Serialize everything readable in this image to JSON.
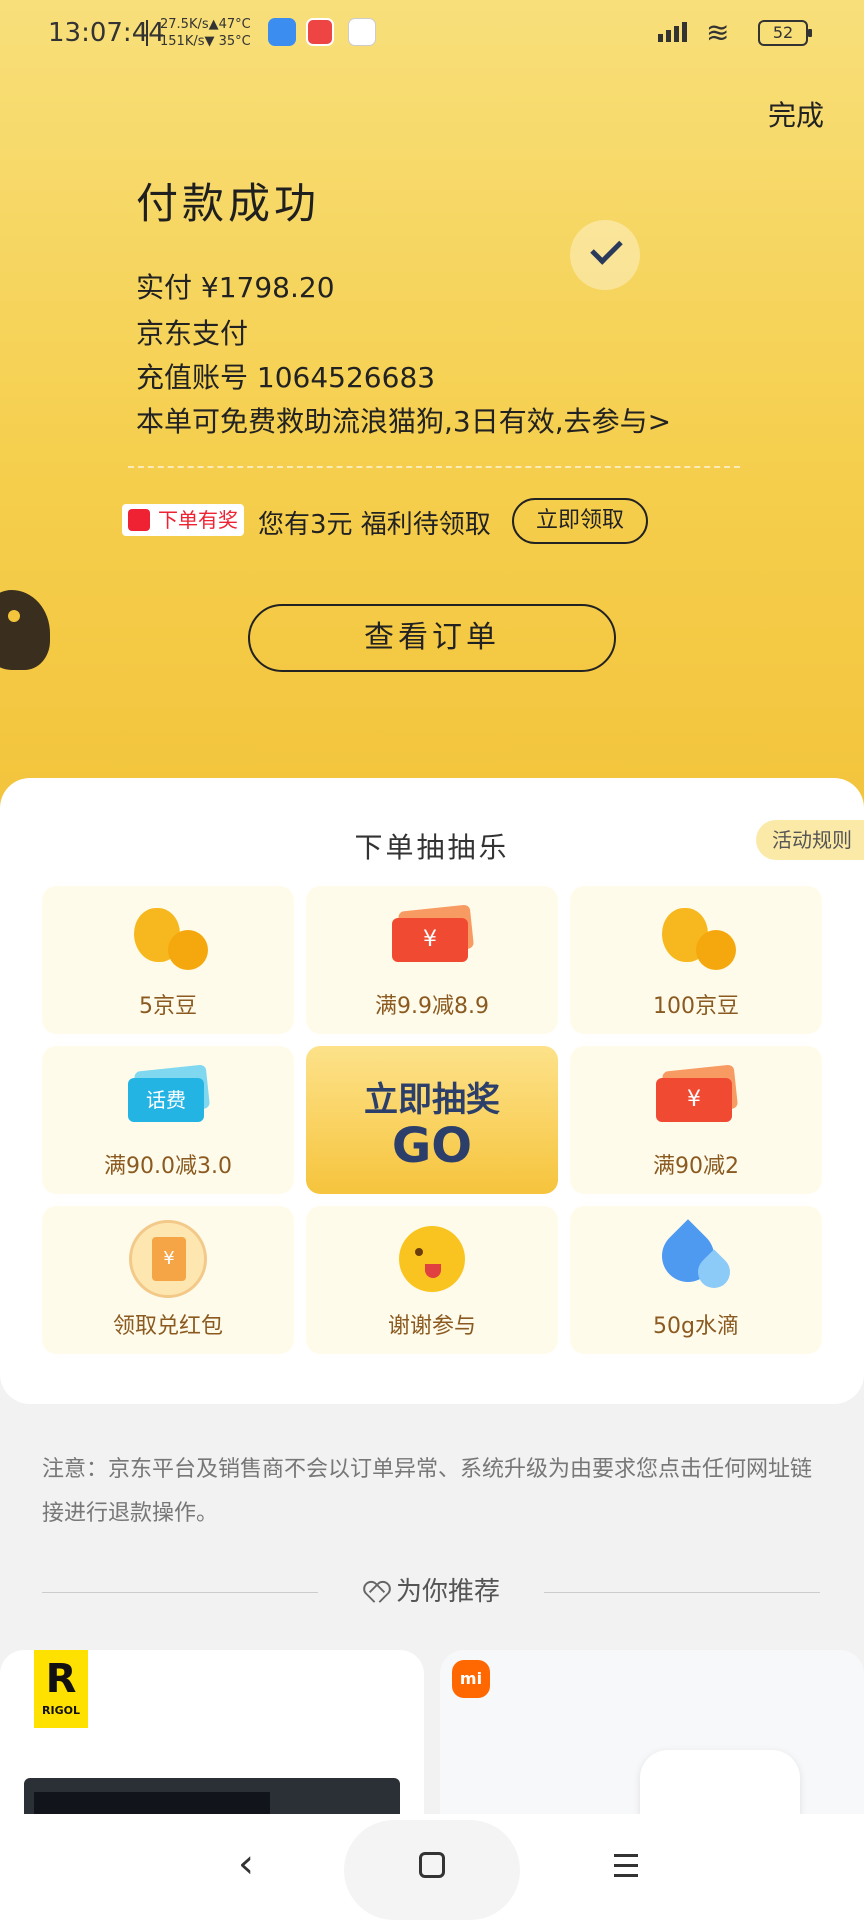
{
  "status_bar": {
    "time": "13:07:44",
    "net_up": "27.5K/s▲47°C",
    "net_down": "151K/s▼ 35°C",
    "battery": "52"
  },
  "header": {
    "done_label": "完成",
    "title": "付款成功"
  },
  "payment": {
    "paid_label": "实付",
    "paid_amount": "¥1798.20",
    "method": "京东支付",
    "account_label": "充值账号",
    "account_number": "1064526683",
    "rescue_text": "本单可免费救助流浪猫狗,3日有效,去参与>"
  },
  "reward": {
    "badge": "下单有奖",
    "welfare_text": "您有3元 福利待领取",
    "claim_button": "立即领取"
  },
  "order_button": "查看订单",
  "lottery": {
    "title": "下单抽抽乐",
    "rules_label": "活动规则",
    "go_line1": "立即抽奖",
    "go_line2": "GO",
    "phone_icon_text": "话费",
    "prizes": [
      {
        "label": "5京豆",
        "icon": "bean-icon"
      },
      {
        "label": "满9.9减8.9",
        "icon": "coupon-icon"
      },
      {
        "label": "100京豆",
        "icon": "bean-icon"
      },
      {
        "label": "满90.0减3.0",
        "icon": "phone-credit-icon"
      },
      {
        "label": "满90减2",
        "icon": "coupon-icon"
      },
      {
        "label": "领取兑红包",
        "icon": "red-packet-icon"
      },
      {
        "label": "谢谢参与",
        "icon": "wink-emoji-icon"
      },
      {
        "label": "50g水滴",
        "icon": "water-drop-icon"
      }
    ]
  },
  "notice": "注意：京东平台及销售商不会以订单异常、系统升级为由要求您点击任何网址链接进行退款操作。",
  "recommend": {
    "title": "为你推荐"
  },
  "products": {
    "brand1_letter": "R",
    "brand1_name": "RIGOL",
    "brand2_logo": "mi"
  },
  "colors": {
    "header_yellow": "#f5cf4e",
    "go_text": "#2c3f6b",
    "prize_text": "#8a5a20"
  }
}
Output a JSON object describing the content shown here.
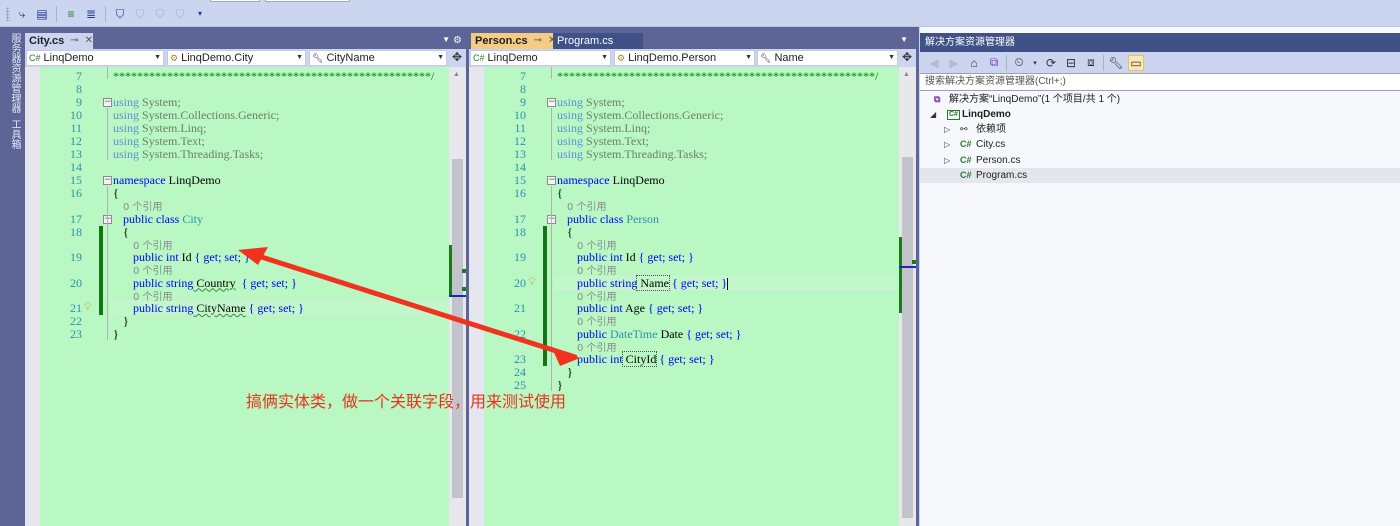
{
  "toolbar": {
    "icons": [
      "step-into-icon",
      "format-icon",
      "comment-icon",
      "uncomment-icon",
      "bookmark-icon",
      "prev-bookmark-icon",
      "next-bookmark-icon",
      "clear-bookmarks-icon",
      "overflow-icon"
    ]
  },
  "left_sidebar": {
    "tabs": [
      {
        "label": "服务器资源管理器"
      },
      {
        "label": "工具箱"
      }
    ]
  },
  "left_editor": {
    "tabs": [
      {
        "label": "City.cs",
        "active": true
      }
    ],
    "nav": {
      "project": "LinqDemo",
      "type": "LinqDemo.City",
      "member": "CityName"
    },
    "lines": [
      {
        "num": "7",
        "text": "*****************************************************/"
      },
      {
        "num": "8",
        "text": ""
      },
      {
        "num": "9",
        "kw": "using",
        "rest": " System;"
      },
      {
        "num": "10",
        "kw": "using",
        "rest": " System.Collections.Generic;"
      },
      {
        "num": "11",
        "kw": "using",
        "rest": " System.Linq;"
      },
      {
        "num": "12",
        "kw": "using",
        "rest": " System.Text;"
      },
      {
        "num": "13",
        "kw": "using",
        "rest": " System.Threading.Tasks;"
      },
      {
        "num": "14",
        "text": ""
      },
      {
        "num": "15",
        "kw": "namespace",
        "rest": " LinqDemo"
      },
      {
        "num": "16",
        "text": "{"
      },
      {
        "lens": "0 个引用"
      },
      {
        "num": "17",
        "kw": "public class",
        "type": " City"
      },
      {
        "num": "18",
        "text": "{"
      },
      {
        "lens": "0 个引用"
      },
      {
        "num": "19",
        "kw": "public int",
        "name": " Id",
        "acc": " { get; set; }"
      },
      {
        "lens": "0 个引用"
      },
      {
        "num": "20",
        "kw": "public string",
        "name": " Country",
        "acc": "  { get; set; }"
      },
      {
        "lens": "0 个引用"
      },
      {
        "num": "21",
        "kw": "public string",
        "name": " CityName",
        "acc": " { get; set; }"
      },
      {
        "num": "22",
        "text": "}"
      },
      {
        "num": "23",
        "text": "}"
      }
    ]
  },
  "right_editor": {
    "tabs": [
      {
        "label": "Person.cs",
        "active": true
      },
      {
        "label": "Program.cs",
        "active": false
      }
    ],
    "nav": {
      "project": "LinqDemo",
      "type": "LinqDemo.Person",
      "member": "Name"
    },
    "lines": [
      {
        "num": "7",
        "text": "*****************************************************/"
      },
      {
        "num": "8",
        "text": ""
      },
      {
        "num": "9",
        "kw": "using",
        "rest": " System;"
      },
      {
        "num": "10",
        "kw": "using",
        "rest": " System.Collections.Generic;"
      },
      {
        "num": "11",
        "kw": "using",
        "rest": " System.Linq;"
      },
      {
        "num": "12",
        "kw": "using",
        "rest": " System.Text;"
      },
      {
        "num": "13",
        "kw": "using",
        "rest": " System.Threading.Tasks;"
      },
      {
        "num": "14",
        "text": ""
      },
      {
        "num": "15",
        "kw": "namespace",
        "rest": " LinqDemo"
      },
      {
        "num": "16",
        "text": "{"
      },
      {
        "lens": "0 个引用"
      },
      {
        "num": "17",
        "kw": "public class",
        "type": " Person"
      },
      {
        "num": "18",
        "text": "{"
      },
      {
        "lens": "0 个引用"
      },
      {
        "num": "19",
        "kw": "public int",
        "name": " Id",
        "acc": " { get; set; }"
      },
      {
        "lens": "0 个引用"
      },
      {
        "num": "20",
        "kw": "public string",
        "name": " Name",
        "acc": " { get; set; }"
      },
      {
        "lens": "0 个引用"
      },
      {
        "num": "21",
        "kw": "public int",
        "name": " Age",
        "acc": " { get; set; }"
      },
      {
        "lens": "0 个引用"
      },
      {
        "num": "22",
        "kw": "public",
        "type": " DateTime",
        "name": " Date",
        "acc": " { get; set; }"
      },
      {
        "lens": "0 个引用"
      },
      {
        "num": "23",
        "kw": "public int",
        "name": " CityId",
        "acc": " { get; set; }"
      },
      {
        "num": "24",
        "text": "}"
      },
      {
        "num": "25",
        "text": "}"
      }
    ]
  },
  "solution_explorer": {
    "title": "解决方案资源管理器",
    "search_placeholder": "搜索解决方案资源管理器(Ctrl+;)",
    "tree": [
      {
        "label": "解决方案“LinqDemo”(1 个项目/共 1 个)",
        "icon": "solution-icon",
        "level": 0
      },
      {
        "label": "LinqDemo",
        "icon": "csharp-project-icon",
        "level": 1,
        "expanded": true,
        "bold": true
      },
      {
        "label": "依赖项",
        "icon": "dependencies-icon",
        "level": 2,
        "expandable": true
      },
      {
        "label": "City.cs",
        "icon": "csharp-file-icon",
        "level": 2,
        "expandable": true
      },
      {
        "label": "Person.cs",
        "icon": "csharp-file-icon",
        "level": 2,
        "expandable": true
      },
      {
        "label": "Program.cs",
        "icon": "csharp-file-icon",
        "level": 2,
        "selected": true
      }
    ]
  },
  "annotation": {
    "text": "搞俩实体类，做一个关联字段，用来测试使用",
    "color": "#e8331c"
  },
  "colors": {
    "code_bg": "#b9f8c2",
    "chrome": "#5c6596",
    "tab_active_bg": "#f5cc84",
    "title_bar": "#3f5187"
  }
}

=====

*INSTRUCTION*
Make an exact copy of every record, pictures excluded.

*SOLUTION BELOW*
Serialize everything readable in this image to JSON.
{
  "status_bar": {
    "time": "13:07:44",
    "net_up": "27.5K/s▲47°C",
    "net_down": "151K/s▼ 35°C",
    "battery": "52"
  },
  "header": {
    "done_label": "完成",
    "title": "付款成功"
  },
  "payment": {
    "paid_label": "实付",
    "paid_amount": "¥1798.20",
    "method": "京东支付",
    "account_label": "充值账号",
    "account_number": "1064526683",
    "rescue_text": "本单可免费救助流浪猫狗,3日有效,去参与>"
  },
  "reward": {
    "badge": "下单有奖",
    "welfare_text": "您有3元 福利待领取",
    "claim_button": "立即领取"
  },
  "order_button": "查看订单",
  "lottery": {
    "title": "下单抽抽乐",
    "rules_label": "活动规则",
    "go_line1": "立即抽奖",
    "go_line2": "GO",
    "phone_icon_text": "话费",
    "prizes": [
      {
        "label": "5京豆",
        "icon": "bean-icon"
      },
      {
        "label": "满9.9减8.9",
        "icon": "coupon-icon"
      },
      {
        "label": "100京豆",
        "icon": "bean-icon"
      },
      {
        "label": "满90.0减3.0",
        "icon": "phone-credit-icon"
      },
      {
        "label": "满90减2",
        "icon": "coupon-icon"
      },
      {
        "label": "领取兑红包",
        "icon": "red-packet-icon"
      },
      {
        "label": "谢谢参与",
        "icon": "wink-emoji-icon"
      },
      {
        "label": "50g水滴",
        "icon": "water-drop-icon"
      }
    ]
  },
  "notice": "注意：京东平台及销售商不会以订单异常、系统升级为由要求您点击任何网址链接进行退款操作。",
  "recommend": {
    "title": "为你推荐"
  },
  "products": {
    "brand1_letter": "R",
    "brand1_name": "RIGOL",
    "brand2_logo": "mi"
  },
  "colors": {
    "header_yellow": "#f5cf4e",
    "go_text": "#2c3f6b",
    "prize_text": "#8a5a20"
  }
}
Output a JSON object describing the content shown here.
{
  "toolbar": {
    "icons": [
      "step-into-icon",
      "format-icon",
      "comment-icon",
      "uncomment-icon",
      "bookmark-icon",
      "prev-bookmark-icon",
      "next-bookmark-icon",
      "clear-bookmarks-icon",
      "overflow-icon"
    ]
  },
  "left_sidebar": {
    "tabs": [
      {
        "label": "服务器资源管理器"
      },
      {
        "label": "工具箱"
      }
    ]
  },
  "left_editor": {
    "tabs": [
      {
        "label": "City.cs",
        "active": true
      }
    ],
    "nav": {
      "project": "LinqDemo",
      "type": "LinqDemo.City",
      "member": "CityName"
    },
    "lines": [
      {
        "num": "7",
        "text": "*****************************************************/"
      },
      {
        "num": "8",
        "text": ""
      },
      {
        "num": "9",
        "kw": "using",
        "rest": " System;"
      },
      {
        "num": "10",
        "kw": "using",
        "rest": " System.Collections.Generic;"
      },
      {
        "num": "11",
        "kw": "using",
        "rest": " System.Linq;"
      },
      {
        "num": "12",
        "kw": "using",
        "rest": " System.Text;"
      },
      {
        "num": "13",
        "kw": "using",
        "rest": " System.Threading.Tasks;"
      },
      {
        "num": "14",
        "text": ""
      },
      {
        "num": "15",
        "kw": "namespace",
        "rest": " LinqDemo"
      },
      {
        "num": "16",
        "text": "{"
      },
      {
        "lens": "0 个引用"
      },
      {
        "num": "17",
        "kw": "public class",
        "type": " City"
      },
      {
        "num": "18",
        "text": "{"
      },
      {
        "lens": "0 个引用"
      },
      {
        "num": "19",
        "kw": "public int",
        "name": " Id",
        "acc": " { get; set; }"
      },
      {
        "lens": "0 个引用"
      },
      {
        "num": "20",
        "kw": "public string",
        "name": " Country",
        "acc": "  { get; set; }"
      },
      {
        "lens": "0 个引用"
      },
      {
        "num": "21",
        "kw": "public string",
        "name": " CityName",
        "acc": " { get; set; }"
      },
      {
        "num": "22",
        "text": "}"
      },
      {
        "num": "23",
        "text": "}"
      }
    ]
  },
  "right_editor": {
    "tabs": [
      {
        "label": "Person.cs",
        "active": true
      },
      {
        "label": "Program.cs",
        "active": false
      }
    ],
    "nav": {
      "project": "LinqDemo",
      "type": "LinqDemo.Person",
      "member": "Name"
    },
    "lines": [
      {
        "num": "7",
        "text": "*****************************************************/"
      },
      {
        "num": "8",
        "text": ""
      },
      {
        "num": "9",
        "kw": "using",
        "rest": " System;"
      },
      {
        "num": "10",
        "kw": "using",
        "rest": " System.Collections.Generic;"
      },
      {
        "num": "11",
        "kw": "using",
        "rest": " System.Linq;"
      },
      {
        "num": "12",
        "kw": "using",
        "rest": " System.Text;"
      },
      {
        "num": "13",
        "kw": "using",
        "rest": " System.Threading.Tasks;"
      },
      {
        "num": "14",
        "text": ""
      },
      {
        "num": "15",
        "kw": "namespace",
        "rest": " LinqDemo"
      },
      {
        "num": "16",
        "text": "{"
      },
      {
        "lens": "0 个引用"
      },
      {
        "num": "17",
        "kw": "public class",
        "type": " Person"
      },
      {
        "num": "18",
        "text": "{"
      },
      {
        "lens": "0 个引用"
      },
      {
        "num": "19",
        "kw": "public int",
        "name": " Id",
        "acc": " { get; set; }"
      },
      {
        "lens": "0 个引用"
      },
      {
        "num": "20",
        "kw": "public string",
        "name": " Name",
        "acc": " { get; set; }"
      },
      {
        "lens": "0 个引用"
      },
      {
        "num": "21",
        "kw": "public int",
        "name": " Age",
        "acc": " { get; set; }"
      },
      {
        "lens": "0 个引用"
      },
      {
        "num": "22",
        "kw": "public",
        "type": " DateTime",
        "name": " Date",
        "acc": " { get; set; }"
      },
      {
        "lens": "0 个引用"
      },
      {
        "num": "23",
        "kw": "public int",
        "name": " CityId",
        "acc": " { get; set; }"
      },
      {
        "num": "24",
        "text": "}"
      },
      {
        "num": "25",
        "text": "}"
      }
    ]
  },
  "solution_explorer": {
    "title": "解决方案资源管理器",
    "search_placeholder": "搜索解决方案资源管理器(Ctrl+;)",
    "tree": [
      {
        "label": "解决方案“LinqDemo”(1 个项目/共 1 个)",
        "icon": "solution-icon",
        "level": 0
      },
      {
        "label": "LinqDemo",
        "icon": "csharp-project-icon",
        "level": 1,
        "expanded": true,
        "bold": true
      },
      {
        "label": "依赖项",
        "icon": "dependencies-icon",
        "level": 2,
        "expandable": true
      },
      {
        "label": "City.cs",
        "icon": "csharp-file-icon",
        "level": 2,
        "expandable": true
      },
      {
        "label": "Person.cs",
        "icon": "csharp-file-icon",
        "level": 2,
        "expandable": true
      },
      {
        "label": "Program.cs",
        "icon": "csharp-file-icon",
        "level": 2,
        "selected": true
      }
    ]
  },
  "annotation": {
    "text": "搞俩实体类，做一个关联字段，用来测试使用",
    "color": "#e8331c"
  },
  "colors": {
    "code_bg": "#b9f8c2",
    "chrome": "#5c6596",
    "tab_active_bg": "#f5cc84",
    "title_bar": "#3f5187"
  }
}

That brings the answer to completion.